▶ _Given instruction_: Transcribe every line of the listing below without any deviation.

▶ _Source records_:
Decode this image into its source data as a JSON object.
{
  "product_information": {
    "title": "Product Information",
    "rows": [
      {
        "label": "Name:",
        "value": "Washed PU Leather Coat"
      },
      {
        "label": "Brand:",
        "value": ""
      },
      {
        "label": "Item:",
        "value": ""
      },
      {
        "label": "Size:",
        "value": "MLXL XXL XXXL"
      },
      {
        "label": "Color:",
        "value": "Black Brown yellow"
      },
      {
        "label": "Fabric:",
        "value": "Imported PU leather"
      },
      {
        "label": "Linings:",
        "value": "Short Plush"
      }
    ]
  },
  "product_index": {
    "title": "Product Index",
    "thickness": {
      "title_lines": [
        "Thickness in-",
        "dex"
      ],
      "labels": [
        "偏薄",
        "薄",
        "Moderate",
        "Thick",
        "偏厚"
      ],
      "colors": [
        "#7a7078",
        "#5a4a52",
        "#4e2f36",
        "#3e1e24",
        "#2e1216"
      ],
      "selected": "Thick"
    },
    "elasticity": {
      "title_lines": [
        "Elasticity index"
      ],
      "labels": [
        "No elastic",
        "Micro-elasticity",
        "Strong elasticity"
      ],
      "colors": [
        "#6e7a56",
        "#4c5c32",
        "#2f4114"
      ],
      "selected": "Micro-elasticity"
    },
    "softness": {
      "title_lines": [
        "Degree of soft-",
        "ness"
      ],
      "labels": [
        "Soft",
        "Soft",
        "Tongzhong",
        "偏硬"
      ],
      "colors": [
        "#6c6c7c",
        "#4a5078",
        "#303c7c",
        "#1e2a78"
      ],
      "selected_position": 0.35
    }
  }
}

▶ _The result_:
Decode this image into its source data as a JSON object.
{
  "product_information": {
    "title": "Product Information",
    "rows": [
      {
        "label": "Name:",
        "value": "Washed PU Leather Coat"
      },
      {
        "label": "Brand:",
        "value": ""
      },
      {
        "label": "Item:",
        "value": ""
      },
      {
        "label": "Size:",
        "value": "MLXL XXL XXXL"
      },
      {
        "label": "Color:",
        "value": "Black Brown yellow"
      },
      {
        "label": "Fabric:",
        "value": "Imported PU leather"
      },
      {
        "label": "Linings:",
        "value": "Short Plush"
      }
    ]
  },
  "product_index": {
    "title": "Product Index",
    "thickness": {
      "title_lines": [
        "Thickness in-",
        "dex"
      ],
      "labels": [
        "偏薄",
        "薄",
        "Moderate",
        "Thick",
        "偏厚"
      ],
      "colors": [
        "#7a7078",
        "#5a4a52",
        "#4e2f36",
        "#3e1e24",
        "#2e1216"
      ],
      "selected": "Thick"
    },
    "elasticity": {
      "title_lines": [
        "Elasticity index"
      ],
      "labels": [
        "No elastic",
        "Micro-elasticity",
        "Strong elasticity"
      ],
      "colors": [
        "#6e7a56",
        "#4c5c32",
        "#2f4114"
      ],
      "selected": "Micro-elasticity"
    },
    "softness": {
      "title_lines": [
        "Degree of soft-",
        "ness"
      ],
      "labels": [
        "Soft",
        "Soft",
        "Tongzhong",
        "偏硬"
      ],
      "colors": [
        "#6c6c7c",
        "#4a5078",
        "#303c7c",
        "#1e2a78"
      ],
      "selected_position": 0.35
    }
  }
}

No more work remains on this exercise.